### Records

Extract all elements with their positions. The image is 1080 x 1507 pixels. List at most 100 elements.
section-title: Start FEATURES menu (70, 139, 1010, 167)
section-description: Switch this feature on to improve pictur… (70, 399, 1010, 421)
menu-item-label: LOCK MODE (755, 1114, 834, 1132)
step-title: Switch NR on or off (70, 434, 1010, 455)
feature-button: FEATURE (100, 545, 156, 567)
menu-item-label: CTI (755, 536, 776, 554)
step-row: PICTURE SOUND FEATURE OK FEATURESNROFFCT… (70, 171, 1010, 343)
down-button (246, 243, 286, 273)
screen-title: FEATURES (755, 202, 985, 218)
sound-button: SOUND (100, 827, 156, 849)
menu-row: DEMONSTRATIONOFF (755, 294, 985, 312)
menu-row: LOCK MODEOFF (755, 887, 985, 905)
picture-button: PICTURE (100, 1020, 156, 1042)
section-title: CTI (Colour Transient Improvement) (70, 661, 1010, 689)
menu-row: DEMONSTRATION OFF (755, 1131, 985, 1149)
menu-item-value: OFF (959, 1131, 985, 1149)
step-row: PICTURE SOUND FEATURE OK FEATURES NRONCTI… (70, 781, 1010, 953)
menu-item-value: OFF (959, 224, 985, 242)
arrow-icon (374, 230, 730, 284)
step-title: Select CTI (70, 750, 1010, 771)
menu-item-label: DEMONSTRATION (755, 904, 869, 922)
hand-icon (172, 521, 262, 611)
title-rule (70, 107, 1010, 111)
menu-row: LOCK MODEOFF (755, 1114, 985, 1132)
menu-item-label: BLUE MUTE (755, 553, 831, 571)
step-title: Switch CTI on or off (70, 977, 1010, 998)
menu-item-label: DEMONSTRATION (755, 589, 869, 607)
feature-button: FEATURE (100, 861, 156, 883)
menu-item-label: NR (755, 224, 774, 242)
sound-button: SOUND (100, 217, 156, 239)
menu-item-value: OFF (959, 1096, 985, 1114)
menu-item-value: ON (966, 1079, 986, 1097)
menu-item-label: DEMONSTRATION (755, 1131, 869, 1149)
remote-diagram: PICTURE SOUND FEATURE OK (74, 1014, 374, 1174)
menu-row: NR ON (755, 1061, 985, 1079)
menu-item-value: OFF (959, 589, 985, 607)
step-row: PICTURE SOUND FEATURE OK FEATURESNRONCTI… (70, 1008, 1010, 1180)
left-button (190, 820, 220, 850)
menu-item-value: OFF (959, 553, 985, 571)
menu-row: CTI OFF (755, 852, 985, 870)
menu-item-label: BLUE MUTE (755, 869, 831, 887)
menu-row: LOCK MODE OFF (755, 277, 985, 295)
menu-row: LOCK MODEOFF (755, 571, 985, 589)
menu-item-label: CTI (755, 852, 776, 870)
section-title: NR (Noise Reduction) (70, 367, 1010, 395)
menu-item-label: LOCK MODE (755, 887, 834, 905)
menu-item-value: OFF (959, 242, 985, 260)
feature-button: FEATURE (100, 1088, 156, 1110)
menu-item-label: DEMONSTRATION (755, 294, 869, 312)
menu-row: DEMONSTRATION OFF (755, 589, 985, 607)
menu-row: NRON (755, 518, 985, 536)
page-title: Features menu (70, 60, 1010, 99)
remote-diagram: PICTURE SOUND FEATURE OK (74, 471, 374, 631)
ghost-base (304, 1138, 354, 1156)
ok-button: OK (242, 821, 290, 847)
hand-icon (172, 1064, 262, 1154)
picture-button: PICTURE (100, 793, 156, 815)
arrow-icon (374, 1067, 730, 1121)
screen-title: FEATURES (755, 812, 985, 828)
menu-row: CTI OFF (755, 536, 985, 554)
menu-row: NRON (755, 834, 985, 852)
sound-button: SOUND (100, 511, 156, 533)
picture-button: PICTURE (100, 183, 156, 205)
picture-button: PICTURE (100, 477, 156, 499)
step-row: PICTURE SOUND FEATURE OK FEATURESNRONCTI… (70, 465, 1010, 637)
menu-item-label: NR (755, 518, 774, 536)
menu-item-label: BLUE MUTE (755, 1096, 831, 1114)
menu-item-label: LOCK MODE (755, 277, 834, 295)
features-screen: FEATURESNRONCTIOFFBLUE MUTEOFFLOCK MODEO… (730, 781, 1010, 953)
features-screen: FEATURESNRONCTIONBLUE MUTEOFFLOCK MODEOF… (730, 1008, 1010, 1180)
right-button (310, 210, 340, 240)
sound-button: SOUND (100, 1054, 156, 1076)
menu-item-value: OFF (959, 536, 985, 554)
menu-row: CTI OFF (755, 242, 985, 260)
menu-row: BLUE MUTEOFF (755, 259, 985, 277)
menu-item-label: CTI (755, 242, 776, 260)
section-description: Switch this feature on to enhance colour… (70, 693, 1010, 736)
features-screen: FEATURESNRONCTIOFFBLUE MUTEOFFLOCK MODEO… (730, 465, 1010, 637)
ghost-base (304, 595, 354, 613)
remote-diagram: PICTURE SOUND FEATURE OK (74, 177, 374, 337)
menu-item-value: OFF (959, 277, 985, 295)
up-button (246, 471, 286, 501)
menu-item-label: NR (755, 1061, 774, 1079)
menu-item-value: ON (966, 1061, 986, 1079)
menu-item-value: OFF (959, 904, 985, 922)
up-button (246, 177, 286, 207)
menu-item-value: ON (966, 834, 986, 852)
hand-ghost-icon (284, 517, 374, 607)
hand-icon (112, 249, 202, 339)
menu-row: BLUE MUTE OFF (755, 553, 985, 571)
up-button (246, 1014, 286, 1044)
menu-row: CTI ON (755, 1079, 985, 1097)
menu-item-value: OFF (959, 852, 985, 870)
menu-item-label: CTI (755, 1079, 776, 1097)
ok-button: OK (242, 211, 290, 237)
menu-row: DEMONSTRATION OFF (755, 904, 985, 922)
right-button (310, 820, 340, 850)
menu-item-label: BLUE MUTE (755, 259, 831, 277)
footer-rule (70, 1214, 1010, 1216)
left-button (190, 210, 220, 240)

### Exercise task
Rewrite every item, replacing each occurrence of "hand-icon" with "pointer-icon" and keeping all other text identical.

### Correct response
Extract all elements with their positions. The image is 1080 x 1507 pixels. List at most 100 elements.
section-title: Start FEATURES menu (70, 139, 1010, 167)
section-description: Switch this feature on to improve pictur… (70, 399, 1010, 421)
menu-item-label: LOCK MODE (755, 1114, 834, 1132)
step-title: Switch NR on or off (70, 434, 1010, 455)
feature-button: FEATURE (100, 545, 156, 567)
menu-item-label: CTI (755, 536, 776, 554)
step-row: PICTURE SOUND FEATURE OK FEATURESNROFFCT… (70, 171, 1010, 343)
down-button (246, 243, 286, 273)
screen-title: FEATURES (755, 202, 985, 218)
sound-button: SOUND (100, 827, 156, 849)
menu-row: DEMONSTRATIONOFF (755, 294, 985, 312)
menu-row: LOCK MODEOFF (755, 887, 985, 905)
picture-button: PICTURE (100, 1020, 156, 1042)
section-title: CTI (Colour Transient Improvement) (70, 661, 1010, 689)
menu-row: DEMONSTRATION OFF (755, 1131, 985, 1149)
menu-item-value: OFF (959, 1131, 985, 1149)
step-row: PICTURE SOUND FEATURE OK FEATURES NRONCTI… (70, 781, 1010, 953)
menu-item-value: OFF (959, 224, 985, 242)
arrow-icon (374, 230, 730, 284)
step-title: Select CTI (70, 750, 1010, 771)
menu-item-label: DEMONSTRATION (755, 904, 869, 922)
pointer-icon (172, 521, 262, 611)
title-rule (70, 107, 1010, 111)
menu-row: LOCK MODEOFF (755, 1114, 985, 1132)
menu-item-label: BLUE MUTE (755, 553, 831, 571)
step-title: Switch CTI on or off (70, 977, 1010, 998)
menu-item-label: DEMONSTRATION (755, 589, 869, 607)
feature-button: FEATURE (100, 861, 156, 883)
menu-item-label: NR (755, 224, 774, 242)
sound-button: SOUND (100, 217, 156, 239)
menu-item-value: OFF (959, 1096, 985, 1114)
menu-item-value: ON (966, 1079, 986, 1097)
menu-item-label: DEMONSTRATION (755, 1131, 869, 1149)
remote-diagram: PICTURE SOUND FEATURE OK (74, 1014, 374, 1174)
menu-row: NR ON (755, 1061, 985, 1079)
menu-item-value: OFF (959, 589, 985, 607)
step-row: PICTURE SOUND FEATURE OK FEATURESNRONCTI… (70, 1008, 1010, 1180)
left-button (190, 820, 220, 850)
menu-item-value: OFF (959, 553, 985, 571)
menu-row: CTI OFF (755, 852, 985, 870)
menu-item-label: BLUE MUTE (755, 869, 831, 887)
menu-row: LOCK MODE OFF (755, 277, 985, 295)
menu-row: LOCK MODEOFF (755, 571, 985, 589)
menu-item-label: CTI (755, 852, 776, 870)
section-title: NR (Noise Reduction) (70, 367, 1010, 395)
menu-item-label: LOCK MODE (755, 887, 834, 905)
menu-item-value: OFF (959, 242, 985, 260)
feature-button: FEATURE (100, 1088, 156, 1110)
menu-item-label: DEMONSTRATION (755, 294, 869, 312)
menu-row: DEMONSTRATION OFF (755, 589, 985, 607)
menu-row: NRON (755, 518, 985, 536)
page-title: Features menu (70, 60, 1010, 99)
remote-diagram: PICTURE SOUND FEATURE OK (74, 471, 374, 631)
ghost-base (304, 1138, 354, 1156)
ok-button: OK (242, 821, 290, 847)
pointer-icon (172, 1064, 262, 1154)
picture-button: PICTURE (100, 793, 156, 815)
arrow-icon (374, 1067, 730, 1121)
screen-title: FEATURES (755, 812, 985, 828)
menu-row: CTI OFF (755, 536, 985, 554)
menu-row: NRON (755, 834, 985, 852)
sound-button: SOUND (100, 511, 156, 533)
picture-button: PICTURE (100, 183, 156, 205)
picture-button: PICTURE (100, 477, 156, 499)
step-row: PICTURE SOUND FEATURE OK FEATURESNRONCTI… (70, 465, 1010, 637)
menu-item-label: NR (755, 518, 774, 536)
menu-item-label: BLUE MUTE (755, 1096, 831, 1114)
menu-item-label: LOCK MODE (755, 277, 834, 295)
features-screen: FEATURESNRONCTIOFFBLUE MUTEOFFLOCK MODEO… (730, 781, 1010, 953)
features-screen: FEATURESNRONCTIONBLUE MUTEOFFLOCK MODEOF… (730, 1008, 1010, 1180)
right-button (310, 210, 340, 240)
sound-button: SOUND (100, 1054, 156, 1076)
menu-item-value: OFF (959, 536, 985, 554)
menu-row: CTI OFF (755, 242, 985, 260)
menu-row: BLUE MUTEOFF (755, 259, 985, 277)
menu-item-label: CTI (755, 242, 776, 260)
section-description: Switch this feature on to enhance colour… (70, 693, 1010, 736)
features-screen: FEATURESNRONCTIOFFBLUE MUTEOFFLOCK MODEO… (730, 465, 1010, 637)
ghost-base (304, 595, 354, 613)
remote-diagram: PICTURE SOUND FEATURE OK (74, 177, 374, 337)
menu-item-value: OFF (959, 277, 985, 295)
up-button (246, 471, 286, 501)
menu-item-label: NR (755, 1061, 774, 1079)
menu-item-value: ON (966, 1061, 986, 1079)
menu-item-value: OFF (959, 904, 985, 922)
up-button (246, 177, 286, 207)
menu-item-value: ON (966, 834, 986, 852)
hand-ghost-icon (284, 517, 374, 607)
pointer-icon (112, 249, 202, 339)
menu-row: BLUE MUTE OFF (755, 553, 985, 571)
up-button (246, 1014, 286, 1044)
menu-row: CTI ON (755, 1079, 985, 1097)
menu-item-value: OFF (959, 852, 985, 870)
menu-item-label: CTI (755, 1079, 776, 1097)
ok-button: OK (242, 211, 290, 237)
menu-row: DEMONSTRATION OFF (755, 904, 985, 922)
right-button (310, 820, 340, 850)
menu-item-label: BLUE MUTE (755, 259, 831, 277)
footer-rule (70, 1214, 1010, 1216)
left-button (190, 210, 220, 240)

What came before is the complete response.